* Start *
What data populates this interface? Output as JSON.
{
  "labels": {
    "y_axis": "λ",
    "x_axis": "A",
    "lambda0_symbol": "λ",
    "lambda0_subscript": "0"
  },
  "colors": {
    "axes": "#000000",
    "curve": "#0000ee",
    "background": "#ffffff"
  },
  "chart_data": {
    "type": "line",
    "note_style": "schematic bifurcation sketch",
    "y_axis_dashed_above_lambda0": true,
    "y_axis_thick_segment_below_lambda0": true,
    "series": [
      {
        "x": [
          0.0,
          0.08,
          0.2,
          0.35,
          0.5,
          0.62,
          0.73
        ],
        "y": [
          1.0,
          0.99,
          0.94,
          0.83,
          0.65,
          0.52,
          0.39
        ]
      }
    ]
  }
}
* End *
• Problem to solve: Each record above should be returned exactly as it appears.

• Task result:
What data populates this interface? Output as JSON.
{
  "labels": {
    "y_axis": "λ",
    "x_axis": "A",
    "lambda0_symbol": "λ",
    "lambda0_subscript": "0"
  },
  "colors": {
    "axes": "#000000",
    "curve": "#0000ee",
    "background": "#ffffff"
  },
  "chart_data": {
    "type": "line",
    "note_style": "schematic bifurcation sketch",
    "y_axis_dashed_above_lambda0": true,
    "y_axis_thick_segment_below_lambda0": true,
    "series": [
      {
        "x": [
          0.0,
          0.08,
          0.2,
          0.35,
          0.5,
          0.62,
          0.73
        ],
        "y": [
          1.0,
          0.99,
          0.94,
          0.83,
          0.65,
          0.52,
          0.39
        ]
      }
    ]
  }
}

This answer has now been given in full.